» **Given records**:

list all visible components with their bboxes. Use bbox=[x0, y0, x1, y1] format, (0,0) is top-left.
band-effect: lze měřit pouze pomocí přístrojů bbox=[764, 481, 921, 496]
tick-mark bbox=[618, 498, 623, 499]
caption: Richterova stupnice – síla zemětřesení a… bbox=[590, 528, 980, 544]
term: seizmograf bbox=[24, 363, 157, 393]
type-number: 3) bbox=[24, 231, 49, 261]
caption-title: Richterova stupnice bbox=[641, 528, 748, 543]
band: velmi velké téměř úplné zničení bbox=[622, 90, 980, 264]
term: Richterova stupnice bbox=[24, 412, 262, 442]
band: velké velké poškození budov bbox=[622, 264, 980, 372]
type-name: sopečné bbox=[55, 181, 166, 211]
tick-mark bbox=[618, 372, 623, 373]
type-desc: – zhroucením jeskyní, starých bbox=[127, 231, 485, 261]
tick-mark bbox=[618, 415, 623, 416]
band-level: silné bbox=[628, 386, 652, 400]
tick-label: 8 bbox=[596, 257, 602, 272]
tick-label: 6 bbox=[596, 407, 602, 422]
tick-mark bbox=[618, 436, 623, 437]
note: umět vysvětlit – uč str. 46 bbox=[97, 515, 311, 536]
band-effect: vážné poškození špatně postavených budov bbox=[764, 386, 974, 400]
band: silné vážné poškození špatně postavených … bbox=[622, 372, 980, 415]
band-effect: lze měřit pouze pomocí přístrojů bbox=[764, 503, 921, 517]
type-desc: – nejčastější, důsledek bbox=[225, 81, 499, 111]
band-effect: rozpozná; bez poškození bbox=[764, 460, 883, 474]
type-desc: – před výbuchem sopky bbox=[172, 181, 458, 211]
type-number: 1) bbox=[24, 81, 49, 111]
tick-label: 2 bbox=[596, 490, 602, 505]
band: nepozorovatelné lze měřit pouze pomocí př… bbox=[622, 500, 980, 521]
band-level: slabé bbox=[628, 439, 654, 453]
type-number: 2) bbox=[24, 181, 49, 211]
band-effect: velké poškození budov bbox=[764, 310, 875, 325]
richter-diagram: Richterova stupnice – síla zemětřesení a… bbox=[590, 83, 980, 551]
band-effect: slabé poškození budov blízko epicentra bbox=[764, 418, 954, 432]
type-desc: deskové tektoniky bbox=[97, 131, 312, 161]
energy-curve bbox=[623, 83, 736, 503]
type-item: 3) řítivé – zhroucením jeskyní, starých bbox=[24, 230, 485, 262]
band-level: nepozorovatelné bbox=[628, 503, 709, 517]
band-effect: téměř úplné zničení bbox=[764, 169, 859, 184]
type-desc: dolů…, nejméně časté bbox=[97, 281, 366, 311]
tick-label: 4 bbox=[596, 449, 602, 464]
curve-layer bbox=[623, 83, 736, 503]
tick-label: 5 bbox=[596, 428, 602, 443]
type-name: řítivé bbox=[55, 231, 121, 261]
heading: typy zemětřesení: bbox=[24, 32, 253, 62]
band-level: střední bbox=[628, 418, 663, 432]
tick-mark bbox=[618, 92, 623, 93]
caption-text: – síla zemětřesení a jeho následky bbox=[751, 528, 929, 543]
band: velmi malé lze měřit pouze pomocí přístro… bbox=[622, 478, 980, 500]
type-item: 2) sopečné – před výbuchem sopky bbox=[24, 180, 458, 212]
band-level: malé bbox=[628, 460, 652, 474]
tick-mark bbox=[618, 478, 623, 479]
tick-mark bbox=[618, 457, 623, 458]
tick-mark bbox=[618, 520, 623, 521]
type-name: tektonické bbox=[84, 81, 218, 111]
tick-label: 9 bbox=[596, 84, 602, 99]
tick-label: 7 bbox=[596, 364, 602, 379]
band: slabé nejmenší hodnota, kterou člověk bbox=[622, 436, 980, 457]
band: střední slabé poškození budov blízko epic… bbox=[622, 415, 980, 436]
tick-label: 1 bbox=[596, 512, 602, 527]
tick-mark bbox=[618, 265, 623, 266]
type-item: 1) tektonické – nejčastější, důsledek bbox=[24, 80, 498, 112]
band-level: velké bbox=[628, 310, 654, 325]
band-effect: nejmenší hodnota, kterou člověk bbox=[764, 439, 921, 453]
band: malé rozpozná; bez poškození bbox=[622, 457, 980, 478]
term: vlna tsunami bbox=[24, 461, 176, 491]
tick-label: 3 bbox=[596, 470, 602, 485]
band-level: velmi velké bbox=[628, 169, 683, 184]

» **What the exercise asks**:
Update the items above by changing every "tick-mark" to "axis-tick", and leave everything else unchanged.

» **Solution to this task**:
list all visible components with their bboxes. Use bbox=[x0, y0, x1, y1] format, (0,0) is top-left.
band-effect: lze měřit pouze pomocí přístrojů bbox=[764, 481, 921, 496]
axis-tick bbox=[618, 498, 623, 499]
caption: Richterova stupnice – síla zemětřesení a… bbox=[590, 528, 980, 544]
term: seizmograf bbox=[24, 363, 157, 393]
type-number: 3) bbox=[24, 231, 49, 261]
caption-title: Richterova stupnice bbox=[641, 528, 748, 543]
band: velmi velké téměř úplné zničení bbox=[622, 90, 980, 264]
term: Richterova stupnice bbox=[24, 412, 262, 442]
band: velké velké poškození budov bbox=[622, 264, 980, 372]
type-name: sopečné bbox=[55, 181, 166, 211]
axis-tick bbox=[618, 372, 623, 373]
type-desc: – zhroucením jeskyní, starých bbox=[127, 231, 485, 261]
axis-tick bbox=[618, 415, 623, 416]
band-level: silné bbox=[628, 386, 652, 400]
tick-label: 8 bbox=[596, 257, 602, 272]
tick-label: 6 bbox=[596, 407, 602, 422]
axis-tick bbox=[618, 436, 623, 437]
note: umět vysvětlit – uč str. 46 bbox=[97, 515, 311, 536]
band-effect: vážné poškození špatně postavených budov bbox=[764, 386, 974, 400]
band: silné vážné poškození špatně postavených … bbox=[622, 372, 980, 415]
band-effect: lze měřit pouze pomocí přístrojů bbox=[764, 503, 921, 517]
type-desc: – nejčastější, důsledek bbox=[225, 81, 499, 111]
band-effect: rozpozná; bez poškození bbox=[764, 460, 883, 474]
type-desc: – před výbuchem sopky bbox=[172, 181, 458, 211]
type-number: 1) bbox=[24, 81, 49, 111]
tick-label: 2 bbox=[596, 490, 602, 505]
band: nepozorovatelné lze měřit pouze pomocí př… bbox=[622, 500, 980, 521]
band-level: slabé bbox=[628, 439, 654, 453]
type-number: 2) bbox=[24, 181, 49, 211]
band-effect: velké poškození budov bbox=[764, 310, 875, 325]
richter-diagram: Richterova stupnice – síla zemětřesení a… bbox=[590, 83, 980, 551]
band-effect: slabé poškození budov blízko epicentra bbox=[764, 418, 954, 432]
type-desc: deskové tektoniky bbox=[97, 131, 312, 161]
energy-curve bbox=[623, 83, 736, 503]
type-item: 3) řítivé – zhroucením jeskyní, starých bbox=[24, 230, 485, 262]
band-level: nepozorovatelné bbox=[628, 503, 709, 517]
band-effect: téměř úplné zničení bbox=[764, 169, 859, 184]
type-desc: dolů…, nejméně časté bbox=[97, 281, 366, 311]
tick-label: 4 bbox=[596, 449, 602, 464]
curve-layer bbox=[623, 83, 736, 503]
tick-label: 5 bbox=[596, 428, 602, 443]
type-name: řítivé bbox=[55, 231, 121, 261]
heading: typy zemětřesení: bbox=[24, 32, 253, 62]
band-level: střední bbox=[628, 418, 663, 432]
axis-tick bbox=[618, 92, 623, 93]
caption-text: – síla zemětřesení a jeho následky bbox=[751, 528, 929, 543]
band: velmi malé lze měřit pouze pomocí přístro… bbox=[622, 478, 980, 500]
type-item: 2) sopečné – před výbuchem sopky bbox=[24, 180, 458, 212]
band-level: malé bbox=[628, 460, 652, 474]
axis-tick bbox=[618, 478, 623, 479]
axis-tick bbox=[618, 457, 623, 458]
axis-tick bbox=[618, 520, 623, 521]
type-name: tektonické bbox=[84, 81, 218, 111]
tick-label: 9 bbox=[596, 84, 602, 99]
tick-label: 7 bbox=[596, 364, 602, 379]
band: slabé nejmenší hodnota, kterou člověk bbox=[622, 436, 980, 457]
band: střední slabé poškození budov blízko epic… bbox=[622, 415, 980, 436]
tick-label: 1 bbox=[596, 512, 602, 527]
axis-tick bbox=[618, 265, 623, 266]
type-item: 1) tektonické – nejčastější, důsledek bbox=[24, 80, 498, 112]
band-level: velké bbox=[628, 310, 654, 325]
band-effect: nejmenší hodnota, kterou člověk bbox=[764, 439, 921, 453]
band: malé rozpozná; bez poškození bbox=[622, 457, 980, 478]
term: vlna tsunami bbox=[24, 461, 176, 491]
tick-label: 3 bbox=[596, 470, 602, 485]
band-level: velmi velké bbox=[628, 169, 683, 184]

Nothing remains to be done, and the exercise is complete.